What is required:
Rewrite every line of the entries below as a numbered list, skipping blank lines and leaving out the pictures.

Data extract:
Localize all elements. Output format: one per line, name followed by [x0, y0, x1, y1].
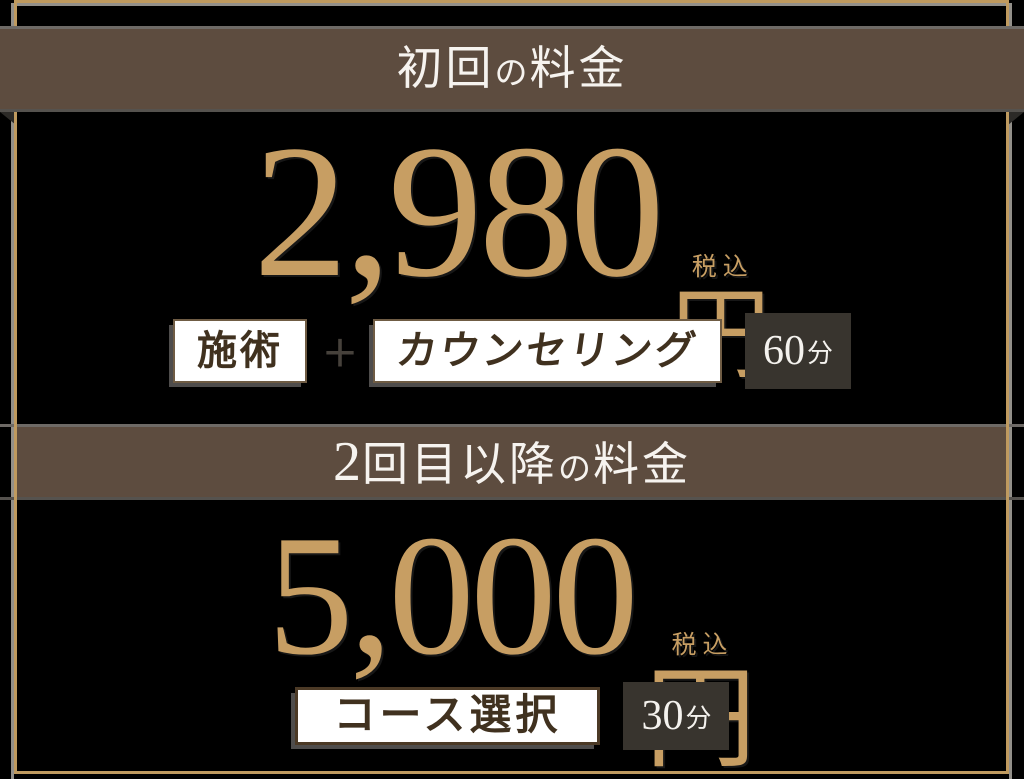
duration-badge-first: 60 分 — [745, 313, 852, 389]
counseling-badge-label: カウンセリング — [393, 328, 702, 373]
header-text-fee2: 料金 — [593, 439, 691, 490]
duration-unit-2: 分 — [685, 703, 712, 733]
counseling-badge: カウンセリング — [373, 319, 722, 383]
header-text-main2: 回目以降 — [362, 439, 558, 490]
course-select-badge: コース選択 — [294, 686, 601, 746]
header-text-particle2: の — [558, 452, 593, 488]
treatment-badge: 施術 — [172, 319, 307, 383]
repeat-visit-header-title: 2回目以降の料金 — [0, 427, 1024, 511]
repeat-visit-header-fill — [15, 427, 1007, 497]
price-amount-2: 5,000 — [267, 501, 639, 691]
repeat-visit-header-bar: 2回目以降の料金 — [0, 424, 1024, 500]
first-visit-header-bar: 初回の料金 — [0, 26, 1024, 112]
gold-frame-border — [14, 0, 1009, 774]
gray-frame-border — [11, 3, 1012, 779]
repeat-visit-badges: コース選択 30 分 — [0, 682, 1024, 750]
price-amount: 2,980 — [253, 107, 664, 317]
tax-included-note: 税込 — [691, 254, 754, 281]
duration-badge-repeat: 30 分 — [623, 682, 730, 750]
header-text-fee: 料金 — [529, 43, 628, 94]
plus-icon: ＋ — [321, 334, 358, 374]
tax-included-note-2: 税込 — [671, 632, 734, 659]
first-visit-header-title: 初回の料金 — [0, 29, 1024, 120]
header-text-number: 2 — [333, 431, 362, 493]
first-visit-badges: 施術 ＋ カウンセリング 60 分 — [0, 312, 1024, 390]
header-text-particle: の — [494, 56, 530, 92]
duration-value-2: 30 — [641, 693, 684, 739]
duration-value: 60 — [763, 328, 805, 374]
duration-unit: 分 — [807, 338, 834, 368]
header-text-main: 初回 — [396, 43, 495, 94]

Written solution:
1. Localize all elements. Output format: one per line, name followed by [x0, y0, x1, y1].
2. duration-badge-first: 60 分 — [745, 313, 852, 389]
3. counseling-badge-label: カウンセリング — [393, 328, 702, 373]
4. header-text-fee2: 料金 — [593, 439, 691, 490]
5. duration-unit-2: 分 — [685, 703, 712, 733]
6. counseling-badge: カウンセリング — [373, 319, 722, 383]
7. header-text-main2: 回目以降 — [362, 439, 558, 490]
8. course-select-badge: コース選択 — [294, 686, 601, 746]
9. header-text-particle2: の — [558, 452, 593, 488]
10. treatment-badge: 施術 — [172, 319, 307, 383]
11. repeat-visit-header-title: 2回目以降の料金 — [0, 427, 1024, 511]
12. repeat-visit-header-fill — [15, 427, 1007, 497]
13. price-amount-2: 5,000 — [267, 501, 639, 691]
14. repeat-visit-header-bar: 2回目以降の料金 — [0, 424, 1024, 500]
15. first-visit-header-bar: 初回の料金 — [0, 26, 1024, 112]
16. gold-frame-border — [14, 0, 1009, 774]
17. gray-frame-border — [11, 3, 1012, 779]
18. repeat-visit-badges: コース選択 30 分 — [0, 682, 1024, 750]
19. price-amount: 2,980 — [253, 107, 664, 317]
20. tax-included-note: 税込 — [691, 254, 754, 281]
21. duration-badge-repeat: 30 分 — [623, 682, 730, 750]
22. header-text-fee: 料金 — [529, 43, 628, 94]
23. plus-icon: ＋ — [321, 334, 358, 374]
24. tax-included-note-2: 税込 — [671, 632, 734, 659]
25. first-visit-header-title: 初回の料金 — [0, 29, 1024, 120]
26. header-text-number: 2 — [333, 431, 362, 493]
27. first-visit-badges: 施術 ＋ カウンセリング 60 分 — [0, 312, 1024, 390]
28. header-text-particle: の — [494, 56, 530, 92]
29. duration-value-2: 30 — [641, 693, 684, 739]
30. duration-value: 60 — [763, 328, 805, 374]
31. duration-unit: 分 — [807, 338, 834, 368]
32. header-text-main: 初回 — [396, 43, 495, 94]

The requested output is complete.